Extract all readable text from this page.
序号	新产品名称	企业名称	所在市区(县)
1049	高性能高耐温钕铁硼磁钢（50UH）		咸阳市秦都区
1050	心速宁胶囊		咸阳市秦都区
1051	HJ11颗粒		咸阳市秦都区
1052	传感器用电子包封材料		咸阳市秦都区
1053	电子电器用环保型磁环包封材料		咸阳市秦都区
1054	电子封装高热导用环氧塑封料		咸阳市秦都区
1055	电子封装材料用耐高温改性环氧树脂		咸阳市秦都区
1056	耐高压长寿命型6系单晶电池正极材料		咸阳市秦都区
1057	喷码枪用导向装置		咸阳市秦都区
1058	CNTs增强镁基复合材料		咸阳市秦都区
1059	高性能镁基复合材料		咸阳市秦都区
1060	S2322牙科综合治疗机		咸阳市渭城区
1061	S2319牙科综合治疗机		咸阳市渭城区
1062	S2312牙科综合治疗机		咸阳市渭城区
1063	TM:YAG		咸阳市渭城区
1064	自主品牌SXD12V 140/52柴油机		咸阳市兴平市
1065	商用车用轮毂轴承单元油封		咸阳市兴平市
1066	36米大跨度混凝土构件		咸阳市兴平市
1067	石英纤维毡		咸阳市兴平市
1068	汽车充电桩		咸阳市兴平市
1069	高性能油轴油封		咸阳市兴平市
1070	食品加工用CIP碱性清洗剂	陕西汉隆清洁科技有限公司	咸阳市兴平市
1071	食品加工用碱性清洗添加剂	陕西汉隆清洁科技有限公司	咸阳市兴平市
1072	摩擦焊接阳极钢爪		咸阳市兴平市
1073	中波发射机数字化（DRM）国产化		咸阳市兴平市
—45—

_THE REQUEST_
Repeat all the records. Match each line exactly.

_CORRECT RESPONSE_
Extract all readable text from this page.
序号	新产品名称	企业名称	所在市区(县)
1049	高性能高耐温钕铁硼磁钢（50UH）		咸阳市秦都区
1050	心速宁胶囊		咸阳市秦都区
1051	HJ11颗粒		咸阳市秦都区
1052	传感器用电子包封材料		咸阳市秦都区
1053	电子电器用环保型磁环包封材料		咸阳市秦都区
1054	电子封装高热导用环氧塑封料		咸阳市秦都区
1055	电子封装材料用耐高温改性环氧树脂		咸阳市秦都区
1056	耐高压长寿命型6系单晶电池正极材料		咸阳市秦都区
1057	喷码枪用导向装置		咸阳市秦都区
1058	CNTs增强镁基复合材料		咸阳市秦都区
1059	高性能镁基复合材料		咸阳市秦都区
1060	S2322牙科综合治疗机		咸阳市渭城区
1061	S2319牙科综合治疗机		咸阳市渭城区
1062	S2312牙科综合治疗机		咸阳市渭城区
1063	TM:YAG		咸阳市渭城区
1064	自主品牌SXD12V 140/52柴油机		咸阳市兴平市
1065	商用车用轮毂轴承单元油封		咸阳市兴平市
1066	36米大跨度混凝土构件		咸阳市兴平市
1067	石英纤维毡		咸阳市兴平市
1068	汽车充电桩		咸阳市兴平市
1069	高性能油轴油封		咸阳市兴平市
1070	食品加工用CIP碱性清洗剂	陕西汉隆清洁科技有限公司	咸阳市兴平市
1071	食品加工用碱性清洗添加剂	陕西汉隆清洁科技有限公司	咸阳市兴平市
1072	摩擦焊接阳极钢爪		咸阳市兴平市
1073	中波发射机数字化（DRM）国产化		咸阳市兴平市
—45—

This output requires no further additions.